Data records:
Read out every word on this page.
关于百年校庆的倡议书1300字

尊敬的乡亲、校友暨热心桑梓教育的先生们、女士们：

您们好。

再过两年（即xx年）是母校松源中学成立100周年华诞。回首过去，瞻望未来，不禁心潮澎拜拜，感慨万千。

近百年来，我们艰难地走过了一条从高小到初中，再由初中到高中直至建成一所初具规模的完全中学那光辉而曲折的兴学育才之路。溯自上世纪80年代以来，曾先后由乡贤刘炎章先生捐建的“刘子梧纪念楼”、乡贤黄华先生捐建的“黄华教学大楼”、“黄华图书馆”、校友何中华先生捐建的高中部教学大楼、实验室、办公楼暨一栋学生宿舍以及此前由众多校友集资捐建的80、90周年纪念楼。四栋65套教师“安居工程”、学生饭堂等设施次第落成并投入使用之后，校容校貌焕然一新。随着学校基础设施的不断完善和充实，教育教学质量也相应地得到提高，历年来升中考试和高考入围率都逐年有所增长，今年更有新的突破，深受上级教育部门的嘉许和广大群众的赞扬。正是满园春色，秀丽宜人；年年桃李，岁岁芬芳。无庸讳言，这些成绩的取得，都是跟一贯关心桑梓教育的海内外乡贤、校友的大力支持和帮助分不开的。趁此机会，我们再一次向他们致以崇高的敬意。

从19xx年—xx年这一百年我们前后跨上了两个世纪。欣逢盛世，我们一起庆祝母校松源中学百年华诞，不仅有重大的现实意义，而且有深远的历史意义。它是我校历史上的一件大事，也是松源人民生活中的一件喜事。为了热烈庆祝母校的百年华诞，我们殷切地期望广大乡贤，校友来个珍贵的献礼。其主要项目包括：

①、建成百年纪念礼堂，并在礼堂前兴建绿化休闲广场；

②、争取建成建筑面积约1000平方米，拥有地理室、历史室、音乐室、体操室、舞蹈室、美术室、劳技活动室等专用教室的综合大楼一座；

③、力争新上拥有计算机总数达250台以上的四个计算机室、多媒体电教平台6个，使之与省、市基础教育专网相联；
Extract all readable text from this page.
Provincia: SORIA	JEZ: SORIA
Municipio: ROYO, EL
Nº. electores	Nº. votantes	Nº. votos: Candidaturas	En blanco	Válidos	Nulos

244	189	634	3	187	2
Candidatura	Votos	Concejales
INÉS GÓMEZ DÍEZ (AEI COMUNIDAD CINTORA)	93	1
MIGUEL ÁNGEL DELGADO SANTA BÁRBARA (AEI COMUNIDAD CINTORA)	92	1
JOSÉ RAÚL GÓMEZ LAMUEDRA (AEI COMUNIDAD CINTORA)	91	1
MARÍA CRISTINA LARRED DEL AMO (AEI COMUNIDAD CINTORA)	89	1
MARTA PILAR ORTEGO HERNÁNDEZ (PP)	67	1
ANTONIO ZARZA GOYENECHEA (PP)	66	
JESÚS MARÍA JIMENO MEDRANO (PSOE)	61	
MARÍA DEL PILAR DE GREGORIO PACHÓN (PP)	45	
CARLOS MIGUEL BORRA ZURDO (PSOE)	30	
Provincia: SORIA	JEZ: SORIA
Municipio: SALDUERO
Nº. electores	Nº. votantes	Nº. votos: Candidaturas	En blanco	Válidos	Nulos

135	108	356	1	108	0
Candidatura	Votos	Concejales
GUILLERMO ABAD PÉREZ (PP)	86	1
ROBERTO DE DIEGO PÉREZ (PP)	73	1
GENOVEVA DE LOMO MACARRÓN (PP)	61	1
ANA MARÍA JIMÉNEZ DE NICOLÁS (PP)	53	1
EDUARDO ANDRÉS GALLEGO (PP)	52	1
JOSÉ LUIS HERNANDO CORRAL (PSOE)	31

Written instruction
Nothing but the lines from the line with "Extract all readable text from this page." to the last line of the listing above should appear; please retype them exactly, both ends included.

Answer to this task
Extract all readable text from this page.
Provincia: SORIA	JEZ: SORIA
Municipio: ROYO, EL
Nº. electores	Nº. votantes	Nº. votos: Candidaturas	En blanco	Válidos	Nulos

244	189	634	3	187	2
Candidatura	Votos	Concejales
INÉS GÓMEZ DÍEZ (AEI COMUNIDAD CINTORA)	93	1
MIGUEL ÁNGEL DELGADO SANTA BÁRBARA (AEI COMUNIDAD CINTORA)	92	1
JOSÉ RAÚL GÓMEZ LAMUEDRA (AEI COMUNIDAD CINTORA)	91	1
MARÍA CRISTINA LARRED DEL AMO (AEI COMUNIDAD CINTORA)	89	1
MARTA PILAR ORTEGO HERNÁNDEZ (PP)	67	1
ANTONIO ZARZA GOYENECHEA (PP)	66	
JESÚS MARÍA JIMENO MEDRANO (PSOE)	61	
MARÍA DEL PILAR DE GREGORIO PACHÓN (PP)	45	
CARLOS MIGUEL BORRA ZURDO (PSOE)	30	
Provincia: SORIA	JEZ: SORIA
Municipio: SALDUERO
Nº. electores	Nº. votantes	Nº. votos: Candidaturas	En blanco	Válidos	Nulos

135	108	356	1	108	0
Candidatura	Votos	Concejales
GUILLERMO ABAD PÉREZ (PP)	86	1
ROBERTO DE DIEGO PÉREZ (PP)	73	1
GENOVEVA DE LOMO MACARRÓN (PP)	61	1
ANA MARÍA JIMÉNEZ DE NICOLÁS (PP)	53	1
EDUARDO ANDRÉS GALLEGO (PP)	52	1
JOSÉ LUIS HERNANDO CORRAL (PSOE)	31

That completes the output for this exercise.